- _Exercise details_
Images excluded, repeat each entry below exactly.
:: Data for the task
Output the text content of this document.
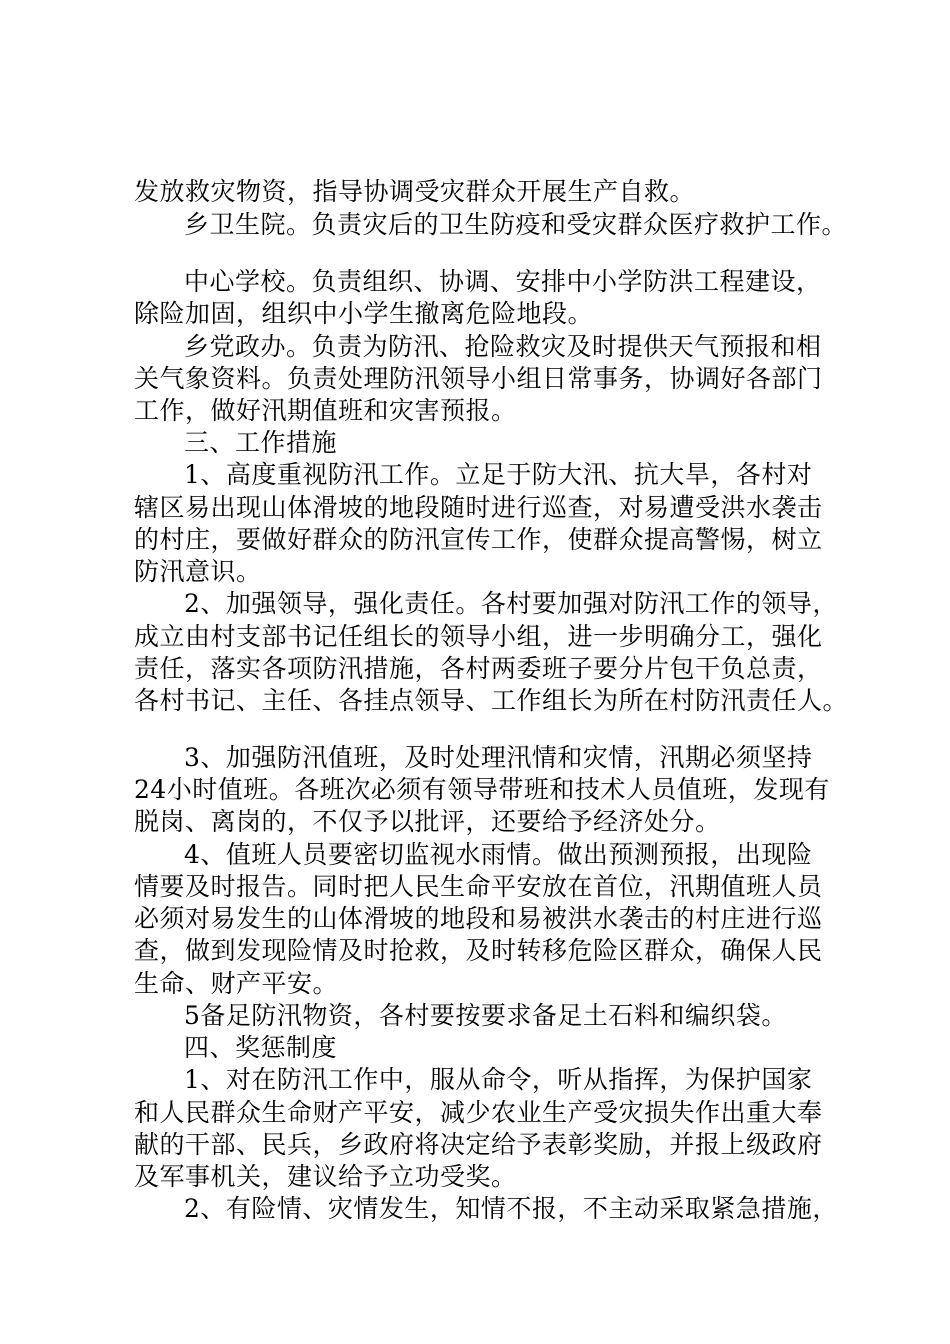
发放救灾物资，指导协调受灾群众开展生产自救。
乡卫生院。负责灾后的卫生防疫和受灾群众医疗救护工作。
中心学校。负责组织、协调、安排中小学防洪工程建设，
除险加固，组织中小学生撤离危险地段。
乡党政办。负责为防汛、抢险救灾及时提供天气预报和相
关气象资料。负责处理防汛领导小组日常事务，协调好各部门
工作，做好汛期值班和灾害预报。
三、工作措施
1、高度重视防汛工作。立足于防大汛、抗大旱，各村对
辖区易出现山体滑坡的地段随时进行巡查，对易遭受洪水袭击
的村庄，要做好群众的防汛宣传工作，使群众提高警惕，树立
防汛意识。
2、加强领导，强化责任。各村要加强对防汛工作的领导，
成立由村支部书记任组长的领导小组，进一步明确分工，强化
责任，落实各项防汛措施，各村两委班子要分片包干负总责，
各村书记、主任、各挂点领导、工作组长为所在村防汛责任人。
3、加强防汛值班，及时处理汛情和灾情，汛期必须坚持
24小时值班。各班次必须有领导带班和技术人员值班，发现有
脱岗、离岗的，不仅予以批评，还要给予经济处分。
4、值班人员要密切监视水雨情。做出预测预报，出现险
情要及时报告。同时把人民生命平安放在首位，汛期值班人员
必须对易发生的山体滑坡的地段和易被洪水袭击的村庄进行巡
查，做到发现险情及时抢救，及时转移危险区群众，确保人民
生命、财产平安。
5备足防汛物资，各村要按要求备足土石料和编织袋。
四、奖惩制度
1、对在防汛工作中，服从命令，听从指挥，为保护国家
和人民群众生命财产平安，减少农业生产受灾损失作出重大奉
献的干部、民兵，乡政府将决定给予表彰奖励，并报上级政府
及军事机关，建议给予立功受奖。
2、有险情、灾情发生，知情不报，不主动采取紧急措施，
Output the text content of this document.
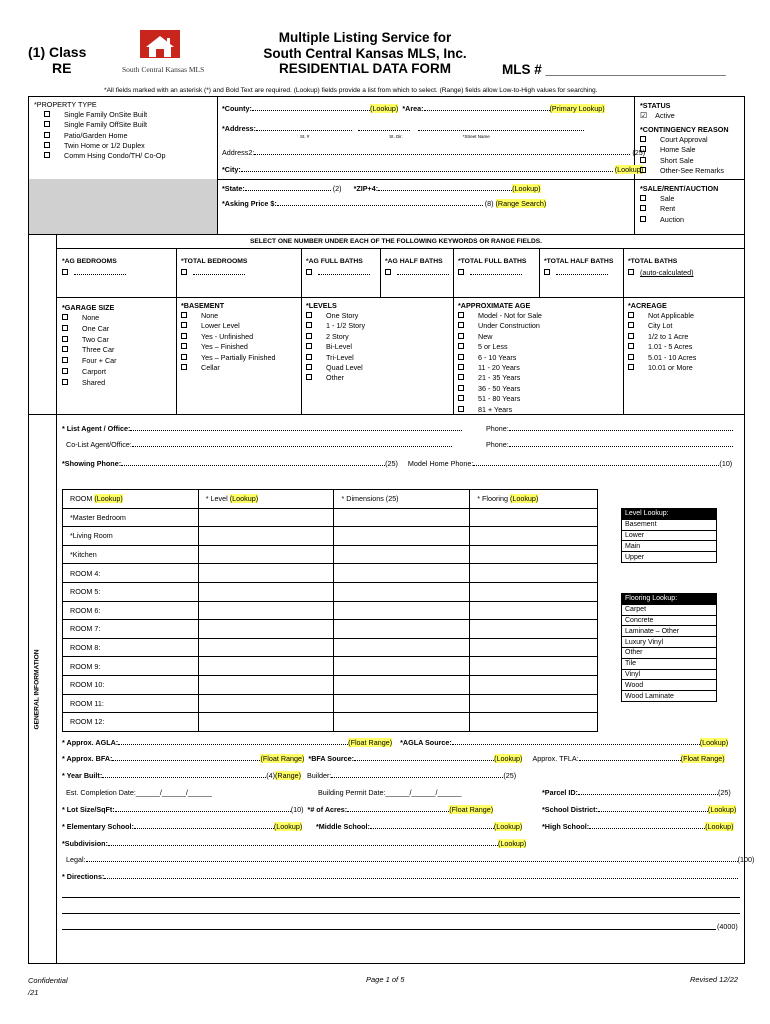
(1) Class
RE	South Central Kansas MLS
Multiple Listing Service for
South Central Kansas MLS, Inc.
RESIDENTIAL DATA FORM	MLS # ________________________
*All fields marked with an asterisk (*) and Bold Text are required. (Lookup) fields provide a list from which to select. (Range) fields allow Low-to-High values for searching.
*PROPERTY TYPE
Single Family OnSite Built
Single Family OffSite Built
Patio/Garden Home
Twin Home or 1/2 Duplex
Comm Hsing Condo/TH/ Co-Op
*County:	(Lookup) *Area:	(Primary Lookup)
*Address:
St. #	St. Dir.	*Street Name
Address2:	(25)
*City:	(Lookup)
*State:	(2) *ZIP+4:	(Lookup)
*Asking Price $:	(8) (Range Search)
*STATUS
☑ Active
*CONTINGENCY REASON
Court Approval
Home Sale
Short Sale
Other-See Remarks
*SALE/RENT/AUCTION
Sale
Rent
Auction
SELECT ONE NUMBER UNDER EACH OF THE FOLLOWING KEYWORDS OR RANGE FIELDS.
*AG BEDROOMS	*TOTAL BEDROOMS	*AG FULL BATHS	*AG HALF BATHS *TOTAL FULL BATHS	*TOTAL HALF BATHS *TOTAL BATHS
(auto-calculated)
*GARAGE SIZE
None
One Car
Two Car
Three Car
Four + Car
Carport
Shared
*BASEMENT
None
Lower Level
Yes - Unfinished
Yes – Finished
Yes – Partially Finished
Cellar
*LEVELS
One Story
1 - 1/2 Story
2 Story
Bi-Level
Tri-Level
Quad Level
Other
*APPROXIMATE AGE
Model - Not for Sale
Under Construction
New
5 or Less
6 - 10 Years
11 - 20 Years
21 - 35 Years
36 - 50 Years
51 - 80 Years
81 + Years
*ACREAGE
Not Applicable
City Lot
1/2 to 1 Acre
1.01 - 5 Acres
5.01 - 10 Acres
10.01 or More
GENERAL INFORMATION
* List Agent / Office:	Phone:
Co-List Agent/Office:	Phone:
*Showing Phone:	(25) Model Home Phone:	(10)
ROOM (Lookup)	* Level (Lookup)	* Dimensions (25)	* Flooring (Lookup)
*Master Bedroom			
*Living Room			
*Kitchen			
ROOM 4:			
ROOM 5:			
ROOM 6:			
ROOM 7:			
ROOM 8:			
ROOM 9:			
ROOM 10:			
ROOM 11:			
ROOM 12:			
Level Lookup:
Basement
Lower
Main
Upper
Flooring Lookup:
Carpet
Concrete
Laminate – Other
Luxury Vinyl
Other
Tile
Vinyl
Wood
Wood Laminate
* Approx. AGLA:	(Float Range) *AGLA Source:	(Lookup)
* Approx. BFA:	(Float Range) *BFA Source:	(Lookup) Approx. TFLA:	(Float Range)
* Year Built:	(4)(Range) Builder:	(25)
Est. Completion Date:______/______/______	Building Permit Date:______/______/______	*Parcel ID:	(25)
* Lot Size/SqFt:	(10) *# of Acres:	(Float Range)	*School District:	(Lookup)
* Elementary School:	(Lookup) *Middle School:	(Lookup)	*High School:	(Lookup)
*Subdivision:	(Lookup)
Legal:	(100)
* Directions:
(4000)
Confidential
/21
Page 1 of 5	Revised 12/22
::::
- _Written response_
Output the text content of this document.
发放救灾物资，指导协调受灾群众开展生产自救。
乡卫生院。负责灾后的卫生防疫和受灾群众医疗救护工作。
中心学校。负责组织、协调、安排中小学防洪工程建设，
除险加固，组织中小学生撤离危险地段。
乡党政办。负责为防汛、抢险救灾及时提供天气预报和相
关气象资料。负责处理防汛领导小组日常事务，协调好各部门
工作，做好汛期值班和灾害预报。
三、工作措施
1、高度重视防汛工作。立足于防大汛、抗大旱，各村对
辖区易出现山体滑坡的地段随时进行巡查，对易遭受洪水袭击
的村庄，要做好群众的防汛宣传工作，使群众提高警惕，树立
防汛意识。
2、加强领导，强化责任。各村要加强对防汛工作的领导，
成立由村支部书记任组长的领导小组，进一步明确分工，强化
责任，落实各项防汛措施，各村两委班子要分片包干负总责，
各村书记、主任、各挂点领导、工作组长为所在村防汛责任人。
3、加强防汛值班，及时处理汛情和灾情，汛期必须坚持
24小时值班。各班次必须有领导带班和技术人员值班，发现有
脱岗、离岗的，不仅予以批评，还要给予经济处分。
4、值班人员要密切监视水雨情。做出预测预报，出现险
情要及时报告。同时把人民生命平安放在首位，汛期值班人员
必须对易发生的山体滑坡的地段和易被洪水袭击的村庄进行巡
查，做到发现险情及时抢救，及时转移危险区群众，确保人民
生命、财产平安。
5备足防汛物资，各村要按要求备足土石料和编织袋。
四、奖惩制度
1、对在防汛工作中，服从命令，听从指挥，为保护国家
和人民群众生命财产平安，减少农业生产受灾损失作出重大奉
献的干部、民兵，乡政府将决定给予表彰奖励，并报上级政府
及军事机关，建议给予立功受奖。
2、有险情、灾情发生，知情不报，不主动采取紧急措施，
Output the text content of this document.
(1) Class
RE	South Central Kansas MLS
Multiple Listing Service for
South Central Kansas MLS, Inc.
RESIDENTIAL DATA FORM	MLS # ________________________
*All fields marked with an asterisk (*) and Bold Text are required. (Lookup) fields provide a list from which to select. (Range) fields allow Low-to-High values for searching.
*PROPERTY TYPE
Single Family OnSite Built
Single Family OffSite Built
Patio/Garden Home
Twin Home or 1/2 Duplex
Comm Hsing Condo/TH/ Co-Op
*County:	(Lookup) *Area:	(Primary Lookup)
*Address:
St. #	St. Dir.	*Street Name
Address2:	(25)
*City:	(Lookup)
*State:	(2) *ZIP+4:	(Lookup)
*Asking Price $:	(8) (Range Search)
*STATUS
☑ Active
*CONTINGENCY REASON
Court Approval
Home Sale
Short Sale
Other-See Remarks
*SALE/RENT/AUCTION
Sale
Rent
Auction
SELECT ONE NUMBER UNDER EACH OF THE FOLLOWING KEYWORDS OR RANGE FIELDS.
*AG BEDROOMS	*TOTAL BEDROOMS	*AG FULL BATHS	*AG HALF BATHS *TOTAL FULL BATHS	*TOTAL HALF BATHS *TOTAL BATHS
(auto-calculated)
*GARAGE SIZE
None
One Car
Two Car
Three Car
Four + Car
Carport
Shared
*BASEMENT
None
Lower Level
Yes - Unfinished
Yes – Finished
Yes – Partially Finished
Cellar
*LEVELS
One Story
1 - 1/2 Story
2 Story
Bi-Level
Tri-Level
Quad Level
Other
*APPROXIMATE AGE
Model - Not for Sale
Under Construction
New
5 or Less
6 - 10 Years
11 - 20 Years
21 - 35 Years
36 - 50 Years
51 - 80 Years
81 + Years
*ACREAGE
Not Applicable
City Lot
1/2 to 1 Acre
1.01 - 5 Acres
5.01 - 10 Acres
10.01 or More
GENERAL INFORMATION
* List Agent / Office:	Phone:
Co-List Agent/Office:	Phone:
*Showing Phone:	(25) Model Home Phone:	(10)
ROOM (Lookup)	* Level (Lookup)	* Dimensions (25)	* Flooring (Lookup)
*Master Bedroom			
*Living Room			
*Kitchen			
ROOM 4:			
ROOM 5:			
ROOM 6:			
ROOM 7:			
ROOM 8:			
ROOM 9:			
ROOM 10:			
ROOM 11:			
ROOM 12:			
Level Lookup:
Basement
Lower
Main
Upper
Flooring Lookup:
Carpet
Concrete
Laminate – Other
Luxury Vinyl
Other
Tile
Vinyl
Wood
Wood Laminate
* Approx. AGLA:	(Float Range) *AGLA Source:	(Lookup)
* Approx. BFA:	(Float Range) *BFA Source:	(Lookup) Approx. TFLA:	(Float Range)
* Year Built:	(4)(Range) Builder:	(25)
Est. Completion Date:______/______/______	Building Permit Date:______/______/______	*Parcel ID:	(25)
* Lot Size/SqFt:	(10) *# of Acres:	(Float Range)	*School District:	(Lookup)
* Elementary School:	(Lookup) *Middle School:	(Lookup)	*High School:	(Lookup)
*Subdivision:	(Lookup)
Legal:	(100)
* Directions:
(4000)
Confidential
/21
Page 1 of 5	Revised 12/22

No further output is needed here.